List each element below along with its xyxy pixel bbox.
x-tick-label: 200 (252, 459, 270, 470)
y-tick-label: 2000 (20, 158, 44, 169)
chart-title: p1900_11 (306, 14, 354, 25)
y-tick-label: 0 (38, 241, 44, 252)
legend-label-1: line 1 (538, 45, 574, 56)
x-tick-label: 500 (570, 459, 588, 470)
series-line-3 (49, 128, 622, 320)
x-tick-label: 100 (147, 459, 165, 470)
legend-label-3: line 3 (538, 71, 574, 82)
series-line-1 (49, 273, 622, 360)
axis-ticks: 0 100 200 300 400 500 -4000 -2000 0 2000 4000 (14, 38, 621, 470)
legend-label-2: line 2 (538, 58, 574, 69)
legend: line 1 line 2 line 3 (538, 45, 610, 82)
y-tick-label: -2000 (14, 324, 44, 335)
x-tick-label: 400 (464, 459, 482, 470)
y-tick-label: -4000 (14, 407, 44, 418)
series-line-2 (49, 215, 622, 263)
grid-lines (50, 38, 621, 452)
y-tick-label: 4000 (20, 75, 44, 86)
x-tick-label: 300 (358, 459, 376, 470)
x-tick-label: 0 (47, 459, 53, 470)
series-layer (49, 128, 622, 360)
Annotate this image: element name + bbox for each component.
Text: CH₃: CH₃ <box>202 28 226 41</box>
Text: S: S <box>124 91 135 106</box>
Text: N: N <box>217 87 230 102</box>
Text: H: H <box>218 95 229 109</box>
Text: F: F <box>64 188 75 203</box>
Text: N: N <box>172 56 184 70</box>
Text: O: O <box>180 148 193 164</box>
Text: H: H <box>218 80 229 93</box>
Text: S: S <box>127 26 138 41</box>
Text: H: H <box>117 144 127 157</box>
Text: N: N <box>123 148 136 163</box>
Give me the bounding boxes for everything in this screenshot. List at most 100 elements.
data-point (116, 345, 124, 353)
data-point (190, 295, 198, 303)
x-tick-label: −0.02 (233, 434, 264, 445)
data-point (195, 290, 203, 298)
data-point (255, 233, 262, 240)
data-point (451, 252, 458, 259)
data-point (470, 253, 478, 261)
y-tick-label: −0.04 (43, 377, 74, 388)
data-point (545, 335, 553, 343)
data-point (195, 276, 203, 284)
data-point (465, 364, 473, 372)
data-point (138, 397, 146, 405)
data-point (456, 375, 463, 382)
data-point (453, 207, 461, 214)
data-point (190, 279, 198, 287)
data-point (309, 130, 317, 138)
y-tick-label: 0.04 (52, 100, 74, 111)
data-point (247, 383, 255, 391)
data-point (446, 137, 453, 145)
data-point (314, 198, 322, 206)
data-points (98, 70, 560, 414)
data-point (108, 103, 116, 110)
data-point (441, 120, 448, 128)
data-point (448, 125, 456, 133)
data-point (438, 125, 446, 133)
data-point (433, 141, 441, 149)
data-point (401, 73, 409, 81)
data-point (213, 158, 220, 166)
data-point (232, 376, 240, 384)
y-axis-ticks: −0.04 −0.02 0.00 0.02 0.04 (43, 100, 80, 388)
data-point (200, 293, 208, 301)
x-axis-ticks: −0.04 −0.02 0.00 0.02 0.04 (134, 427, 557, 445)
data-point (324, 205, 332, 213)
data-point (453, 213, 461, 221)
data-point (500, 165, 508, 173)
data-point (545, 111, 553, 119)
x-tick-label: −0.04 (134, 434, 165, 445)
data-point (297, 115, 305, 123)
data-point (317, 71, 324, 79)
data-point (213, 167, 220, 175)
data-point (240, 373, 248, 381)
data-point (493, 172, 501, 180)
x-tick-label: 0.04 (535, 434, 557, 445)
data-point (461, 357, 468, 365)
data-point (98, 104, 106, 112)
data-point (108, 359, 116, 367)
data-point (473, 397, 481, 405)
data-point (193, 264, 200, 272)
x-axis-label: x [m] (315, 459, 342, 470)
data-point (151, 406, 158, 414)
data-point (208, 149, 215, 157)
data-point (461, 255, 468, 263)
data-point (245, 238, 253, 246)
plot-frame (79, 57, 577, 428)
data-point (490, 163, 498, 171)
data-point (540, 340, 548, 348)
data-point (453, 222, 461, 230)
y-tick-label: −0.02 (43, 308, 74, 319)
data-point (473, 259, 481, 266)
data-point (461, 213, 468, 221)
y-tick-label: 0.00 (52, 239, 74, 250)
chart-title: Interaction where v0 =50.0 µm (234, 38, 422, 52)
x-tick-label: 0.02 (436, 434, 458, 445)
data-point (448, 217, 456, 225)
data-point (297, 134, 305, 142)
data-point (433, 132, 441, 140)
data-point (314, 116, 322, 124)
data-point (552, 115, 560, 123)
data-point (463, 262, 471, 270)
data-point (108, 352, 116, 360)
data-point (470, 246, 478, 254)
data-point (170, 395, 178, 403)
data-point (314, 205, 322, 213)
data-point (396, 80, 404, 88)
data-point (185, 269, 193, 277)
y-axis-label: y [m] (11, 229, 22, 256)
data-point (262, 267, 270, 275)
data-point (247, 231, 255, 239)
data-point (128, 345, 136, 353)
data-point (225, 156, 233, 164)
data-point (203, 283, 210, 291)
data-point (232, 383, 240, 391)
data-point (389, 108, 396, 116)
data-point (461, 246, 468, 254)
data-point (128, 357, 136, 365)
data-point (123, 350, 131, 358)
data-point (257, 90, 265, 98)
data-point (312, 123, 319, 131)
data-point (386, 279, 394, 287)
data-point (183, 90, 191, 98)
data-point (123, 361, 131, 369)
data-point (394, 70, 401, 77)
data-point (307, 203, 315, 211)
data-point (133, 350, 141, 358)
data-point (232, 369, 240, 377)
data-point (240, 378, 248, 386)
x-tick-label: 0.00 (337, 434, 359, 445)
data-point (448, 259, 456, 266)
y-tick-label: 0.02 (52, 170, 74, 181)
────────
(Instructions for the task) Pick out every line in the rows above that contains the string "bbox".

(Complete output)
List each element below along with its xyxy pixel bbox.
Annotate this image: element name + bbox for each component.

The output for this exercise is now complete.